EXERCISE
Your answer should be a single number: the count of lines containing the string "this".

DATASET EXCERPTS
================================

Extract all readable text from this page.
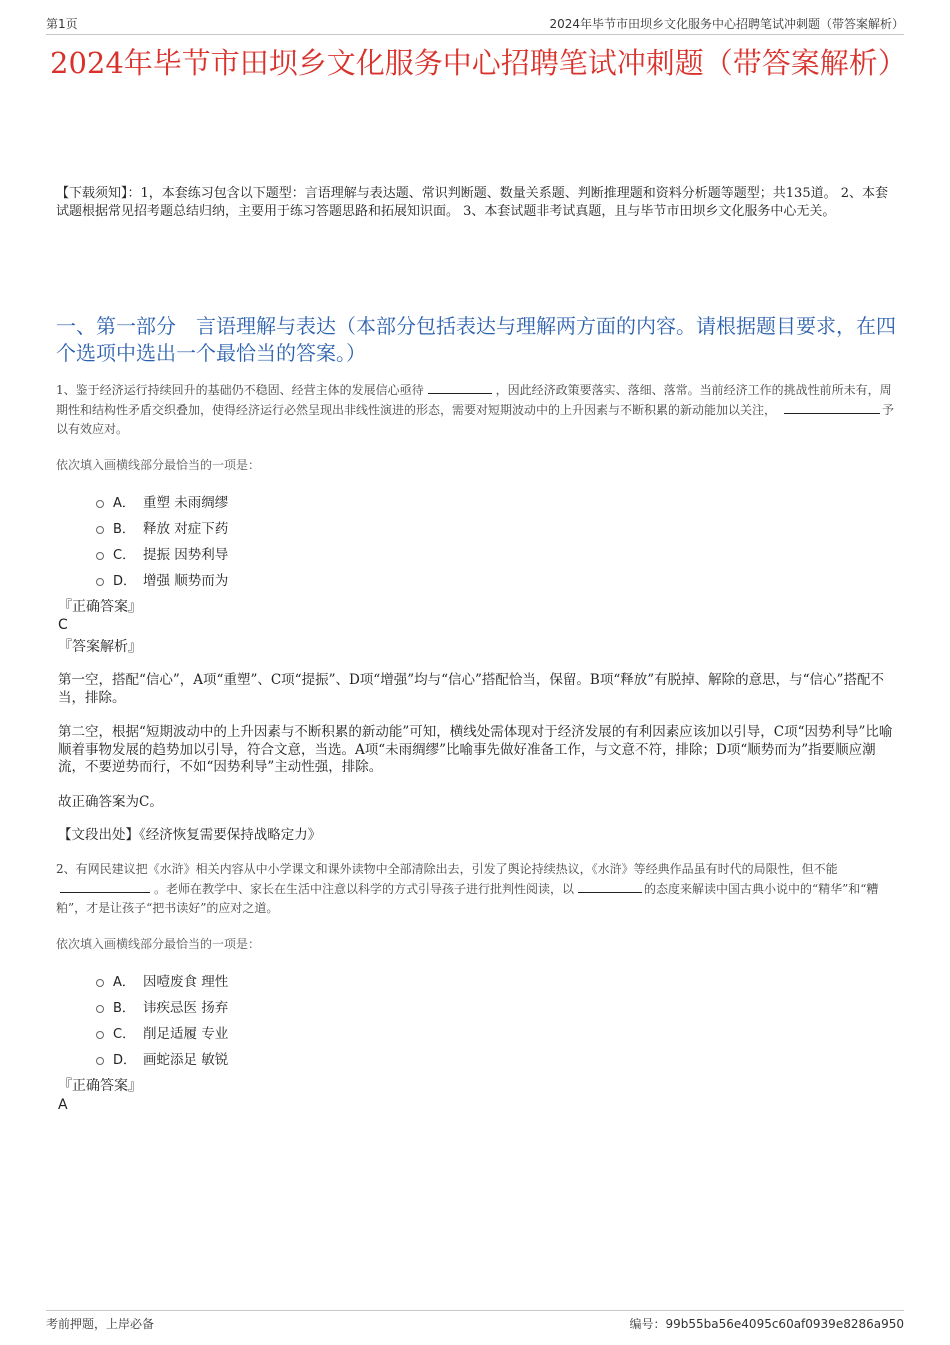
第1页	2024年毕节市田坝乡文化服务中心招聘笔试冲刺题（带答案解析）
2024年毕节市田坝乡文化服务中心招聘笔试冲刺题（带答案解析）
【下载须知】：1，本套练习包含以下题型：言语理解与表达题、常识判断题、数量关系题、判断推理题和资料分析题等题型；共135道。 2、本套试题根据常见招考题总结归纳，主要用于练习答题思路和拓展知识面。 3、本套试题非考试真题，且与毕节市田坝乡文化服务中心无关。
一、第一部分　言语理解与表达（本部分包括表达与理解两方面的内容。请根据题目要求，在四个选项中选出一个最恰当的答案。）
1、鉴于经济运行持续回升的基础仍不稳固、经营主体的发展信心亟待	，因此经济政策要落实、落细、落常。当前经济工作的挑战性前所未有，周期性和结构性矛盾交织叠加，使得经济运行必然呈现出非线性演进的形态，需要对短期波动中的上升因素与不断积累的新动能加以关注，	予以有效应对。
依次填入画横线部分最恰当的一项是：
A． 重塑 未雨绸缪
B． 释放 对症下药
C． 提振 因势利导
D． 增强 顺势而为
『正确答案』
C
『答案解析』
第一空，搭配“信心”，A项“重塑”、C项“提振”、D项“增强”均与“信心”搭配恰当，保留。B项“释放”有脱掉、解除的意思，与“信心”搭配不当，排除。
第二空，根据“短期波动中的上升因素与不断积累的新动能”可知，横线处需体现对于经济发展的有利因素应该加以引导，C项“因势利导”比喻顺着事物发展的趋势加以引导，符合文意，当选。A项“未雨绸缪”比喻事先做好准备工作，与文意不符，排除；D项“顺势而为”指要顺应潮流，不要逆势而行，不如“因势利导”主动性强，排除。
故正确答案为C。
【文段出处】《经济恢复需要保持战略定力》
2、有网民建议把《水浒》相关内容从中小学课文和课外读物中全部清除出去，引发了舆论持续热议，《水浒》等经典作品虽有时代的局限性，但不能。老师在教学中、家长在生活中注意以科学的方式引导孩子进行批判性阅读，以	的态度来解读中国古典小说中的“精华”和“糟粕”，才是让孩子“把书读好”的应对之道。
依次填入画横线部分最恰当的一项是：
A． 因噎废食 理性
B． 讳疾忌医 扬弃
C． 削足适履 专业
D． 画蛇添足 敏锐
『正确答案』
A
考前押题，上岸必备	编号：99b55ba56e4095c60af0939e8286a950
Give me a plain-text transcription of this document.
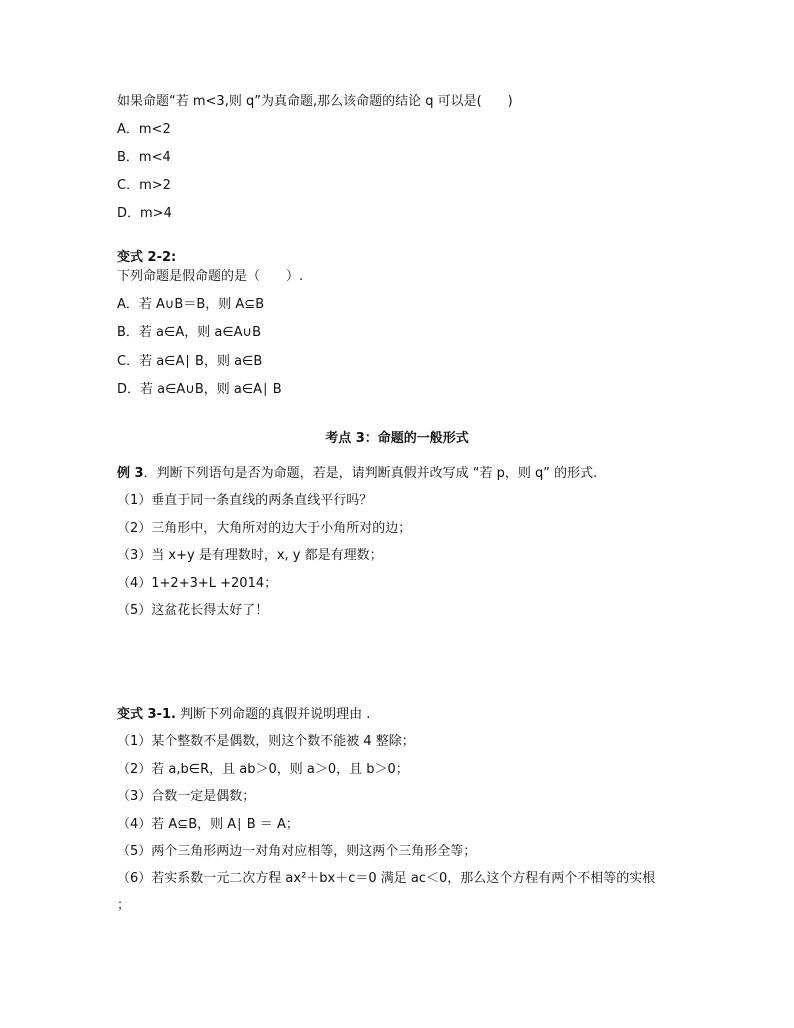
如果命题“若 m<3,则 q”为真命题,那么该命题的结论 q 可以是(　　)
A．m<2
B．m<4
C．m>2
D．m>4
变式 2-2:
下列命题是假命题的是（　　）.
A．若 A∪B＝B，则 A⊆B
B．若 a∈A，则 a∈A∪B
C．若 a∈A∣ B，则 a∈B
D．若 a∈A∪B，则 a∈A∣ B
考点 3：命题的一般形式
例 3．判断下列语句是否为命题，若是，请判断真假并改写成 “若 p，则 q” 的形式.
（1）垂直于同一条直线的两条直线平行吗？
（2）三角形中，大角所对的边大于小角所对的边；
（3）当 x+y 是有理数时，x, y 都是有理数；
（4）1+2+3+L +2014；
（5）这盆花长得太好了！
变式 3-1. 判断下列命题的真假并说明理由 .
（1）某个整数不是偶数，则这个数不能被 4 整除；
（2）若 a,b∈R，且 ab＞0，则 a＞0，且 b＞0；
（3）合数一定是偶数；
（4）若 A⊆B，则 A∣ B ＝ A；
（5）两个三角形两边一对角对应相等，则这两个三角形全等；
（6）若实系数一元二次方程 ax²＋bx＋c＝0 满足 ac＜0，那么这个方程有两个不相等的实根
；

================================

EXPECTED OUTPUT
2